======== Given data ========

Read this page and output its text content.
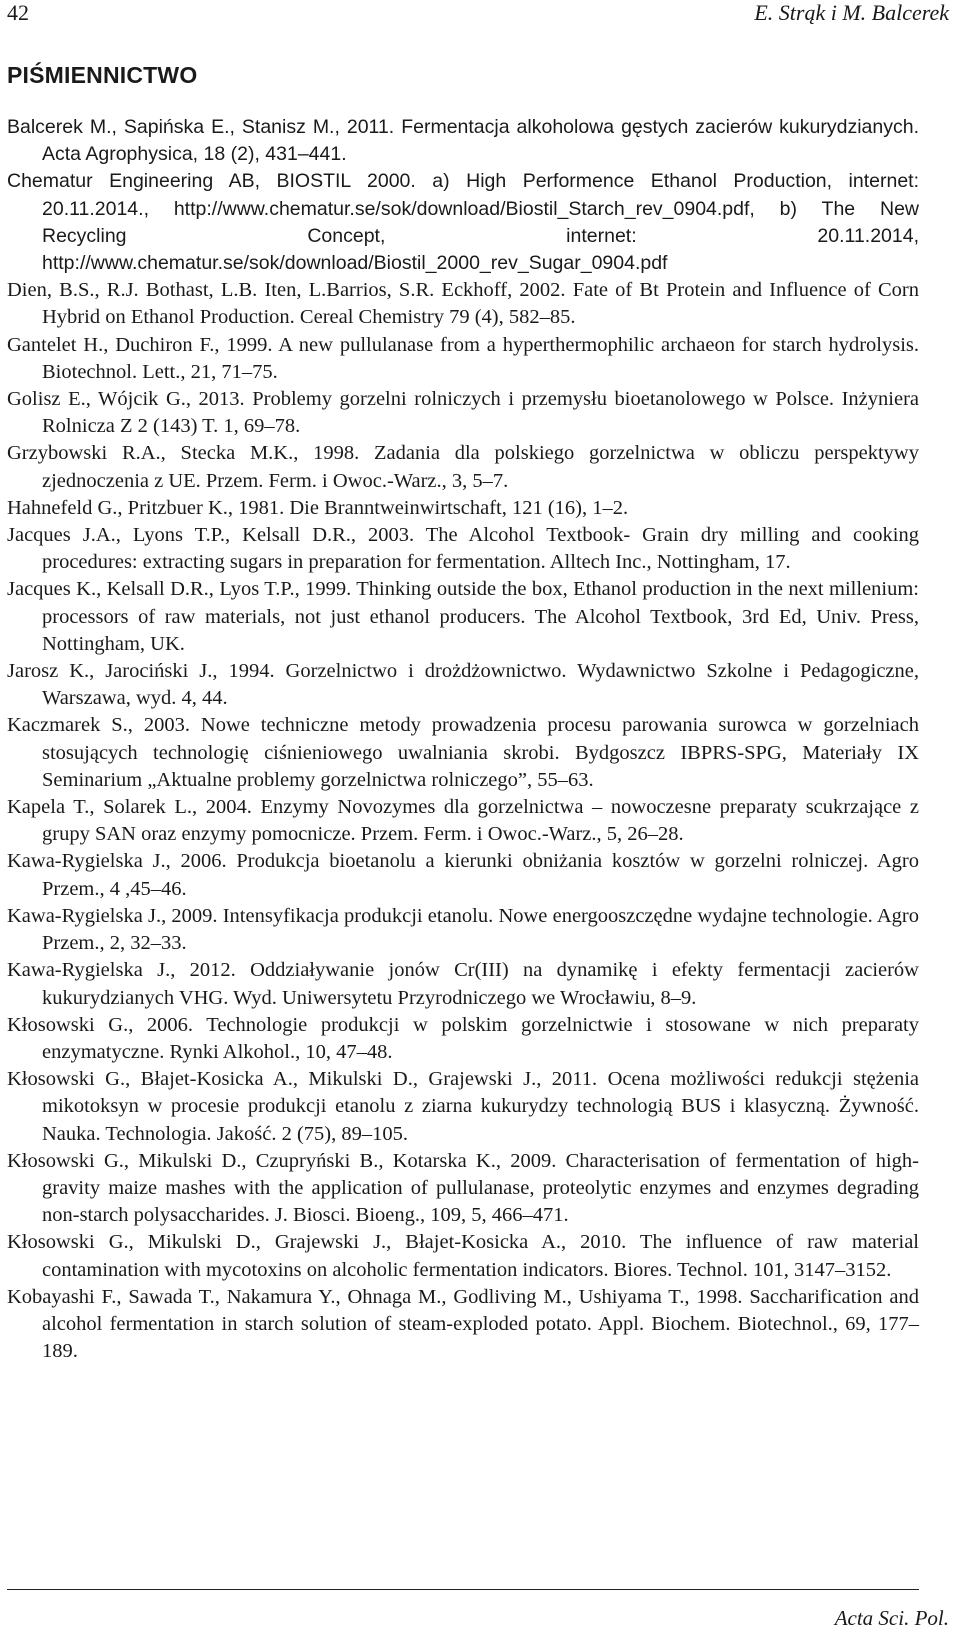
42	E. Strąk i M. Balcerek
PIŚMIENNICTWO
Balcerek M., Sapińska E., Stanisz M., 2011. Fermentacja alkoholowa gęstych zacierów kukurydzianych. Acta Agrophysica, 18 (2), 431–441.
Chematur Engineering AB, BIOSTIL 2000. a) High Performence Ethanol Production, internet: 20.11.2014., http://www.chematur.se/sok/download/Biostil_Starch_rev_0904.pdf, b) The New Recycling Concept, internet: 20.11.2014, http://www.chematur.se/sok/download/Biostil_2000_rev_Sugar_0904.pdf
Dien, B.S., R.J. Bothast, L.B. Iten, L.Barrios, S.R. Eckhoff, 2002. Fate of Bt Protein and Influence of Corn Hybrid on Ethanol Production. Cereal Chemistry 79 (4), 582–85.
Gantelet H., Duchiron F., 1999. A new pullulanase from a hyperthermophilic archaeon for starch hydrolysis. Biotechnol. Lett., 21, 71–75.
Golisz E., Wójcik G., 2013. Problemy gorzelni rolniczych i przemysłu bioetanolowego w Polsce. Inżyniera Rolnicza Z 2 (143) T. 1, 69–78.
Grzybowski R.A., Stecka M.K., 1998. Zadania dla polskiego gorzelnictwa w obliczu perspektywy zjednoczenia z UE. Przem. Ferm. i Owoc.-Warz., 3, 5–7.
Hahnefeld G., Pritzbuer K., 1981. Die Branntweinwirtschaft, 121 (16), 1–2.
Jacques J.A., Lyons T.P., Kelsall D.R., 2003. The Alcohol Textbook- Grain dry milling and cooking procedures: extracting sugars in preparation for fermentation. Alltech Inc., Nottingham, 17.
Jacques K., Kelsall D.R., Lyos T.P., 1999. Thinking outside the box, Ethanol production in the next millenium: processors of raw materials, not just ethanol producers. The Alcohol Textbook, 3rd Ed, Univ. Press, Nottingham, UK.
Jarosz K., Jarociński J., 1994. Gorzelnictwo i drożdżownictwo. Wydawnictwo Szkolne i Pedagogiczne, Warszawa, wyd. 4, 44.
Kaczmarek S., 2003. Nowe techniczne metody prowadzenia procesu parowania surowca w gorzelniach stosujących technologię ciśnieniowego uwalniania skrobi. Bydgoszcz IBPRS-SPG, Materiały IX Seminarium „Aktualne problemy gorzelnictwa rolniczego”, 55–63.
Kapela T., Solarek L., 2004. Enzymy Novozymes dla gorzelnictwa – nowoczesne preparaty scukrzające z grupy SAN oraz enzymy pomocnicze. Przem. Ferm. i Owoc.-Warz., 5, 26–28.
Kawa-Rygielska J., 2006. Produkcja bioetanolu a kierunki obniżania kosztów w gorzelni rolniczej. Agro Przem., 4 ,45–46.
Kawa-Rygielska J., 2009. Intensyfikacja produkcji etanolu. Nowe energooszczędne wydajne technologie. Agro Przem., 2, 32–33.
Kawa-Rygielska J., 2012. Oddziaływanie jonów Cr(III) na dynamikę i efekty fermentacji zacierów kukurydzianych VHG. Wyd. Uniwersytetu Przyrodniczego we Wrocławiu, 8–9.
Kłosowski G., 2006. Technologie produkcji w polskim gorzelnictwie i stosowane w nich preparaty enzymatyczne. Rynki Alkohol., 10, 47–48.
Kłosowski G., Błajet-Kosicka A., Mikulski D., Grajewski J., 2011. Ocena możliwości redukcji stężenia mikotoksyn w procesie produkcji etanolu z ziarna kukurydzy technologią BUS i klasyczną. Żywność. Nauka. Technologia. Jakość. 2 (75), 89–105.
Kłosowski G., Mikulski D., Czupryński B., Kotarska K., 2009. Characterisation of fermentation of high-gravity maize mashes with the application of pullulanase, proteolytic enzymes and enzymes degrading non-starch polysaccharides. J. Biosci. Bioeng., 109, 5, 466–471.
Kłosowski G., Mikulski D., Grajewski J., Błajet-Kosicka A., 2010. The influence of raw material contamination with mycotoxins on alcoholic fermentation indicators. Biores. Technol. 101, 3147–3152.
Kobayashi F., Sawada T., Nakamura Y., Ohnaga M., Godliving M., Ushiyama T., 1998. Saccharification and alcohol fermentation in starch solution of steam-exploded potato. Appl. Biochem. Biotechnol., 69, 177–189.
Acta Sci. Pol.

========

Repeat the data above exactly; images are not part of the copy.

## Result of the exercise
Read this page and output its text content.
42	E. Strąk i M. Balcerek
PIŚMIENNICTWO
Balcerek M., Sapińska E., Stanisz M., 2011. Fermentacja alkoholowa gęstych zacierów kukurydzianych. Acta Agrophysica, 18 (2), 431–441.
Chematur Engineering AB, BIOSTIL 2000. a) High Performence Ethanol Production, internet: 20.11.2014., http://www.chematur.se/sok/download/Biostil_Starch_rev_0904.pdf, b) The New Recycling Concept, internet: 20.11.2014, http://www.chematur.se/sok/download/Biostil_2000_rev_Sugar_0904.pdf
Dien, B.S., R.J. Bothast, L.B. Iten, L.Barrios, S.R. Eckhoff, 2002. Fate of Bt Protein and Influence of Corn Hybrid on Ethanol Production. Cereal Chemistry 79 (4), 582–85.
Gantelet H., Duchiron F., 1999. A new pullulanase from a hyperthermophilic archaeon for starch hydrolysis. Biotechnol. Lett., 21, 71–75.
Golisz E., Wójcik G., 2013. Problemy gorzelni rolniczych i przemysłu bioetanolowego w Polsce. Inżyniera Rolnicza Z 2 (143) T. 1, 69–78.
Grzybowski R.A., Stecka M.K., 1998. Zadania dla polskiego gorzelnictwa w obliczu perspektywy zjednoczenia z UE. Przem. Ferm. i Owoc.-Warz., 3, 5–7.
Hahnefeld G., Pritzbuer K., 1981. Die Branntweinwirtschaft, 121 (16), 1–2.
Jacques J.A., Lyons T.P., Kelsall D.R., 2003. The Alcohol Textbook- Grain dry milling and cooking procedures: extracting sugars in preparation for fermentation. Alltech Inc., Nottingham, 17.
Jacques K., Kelsall D.R., Lyos T.P., 1999. Thinking outside the box, Ethanol production in the next millenium: processors of raw materials, not just ethanol producers. The Alcohol Textbook, 3rd Ed, Univ. Press, Nottingham, UK.
Jarosz K., Jarociński J., 1994. Gorzelnictwo i drożdżownictwo. Wydawnictwo Szkolne i Pedagogiczne, Warszawa, wyd. 4, 44.
Kaczmarek S., 2003. Nowe techniczne metody prowadzenia procesu parowania surowca w gorzelniach stosujących technologię ciśnieniowego uwalniania skrobi. Bydgoszcz IBPRS-SPG, Materiały IX Seminarium „Aktualne problemy gorzelnictwa rolniczego”, 55–63.
Kapela T., Solarek L., 2004. Enzymy Novozymes dla gorzelnictwa – nowoczesne preparaty scukrzające z grupy SAN oraz enzymy pomocnicze. Przem. Ferm. i Owoc.-Warz., 5, 26–28.
Kawa-Rygielska J., 2006. Produkcja bioetanolu a kierunki obniżania kosztów w gorzelni rolniczej. Agro Przem., 4 ,45–46.
Kawa-Rygielska J., 2009. Intensyfikacja produkcji etanolu. Nowe energooszczędne wydajne technologie. Agro Przem., 2, 32–33.
Kawa-Rygielska J., 2012. Oddziaływanie jonów Cr(III) na dynamikę i efekty fermentacji zacierów kukurydzianych VHG. Wyd. Uniwersytetu Przyrodniczego we Wrocławiu, 8–9.
Kłosowski G., 2006. Technologie produkcji w polskim gorzelnictwie i stosowane w nich preparaty enzymatyczne. Rynki Alkohol., 10, 47–48.
Kłosowski G., Błajet-Kosicka A., Mikulski D., Grajewski J., 2011. Ocena możliwości redukcji stężenia mikotoksyn w procesie produkcji etanolu z ziarna kukurydzy technologią BUS i klasyczną. Żywność. Nauka. Technologia. Jakość. 2 (75), 89–105.
Kłosowski G., Mikulski D., Czupryński B., Kotarska K., 2009. Characterisation of fermentation of high-gravity maize mashes with the application of pullulanase, proteolytic enzymes and enzymes degrading non-starch polysaccharides. J. Biosci. Bioeng., 109, 5, 466–471.
Kłosowski G., Mikulski D., Grajewski J., Błajet-Kosicka A., 2010. The influence of raw material contamination with mycotoxins on alcoholic fermentation indicators. Biores. Technol. 101, 3147–3152.
Kobayashi F., Sawada T., Nakamura Y., Ohnaga M., Godliving M., Ushiyama T., 1998. Saccharification and alcohol fermentation in starch solution of steam-exploded potato. Appl. Biochem. Biotechnol., 69, 177–189.
Acta Sci. Pol.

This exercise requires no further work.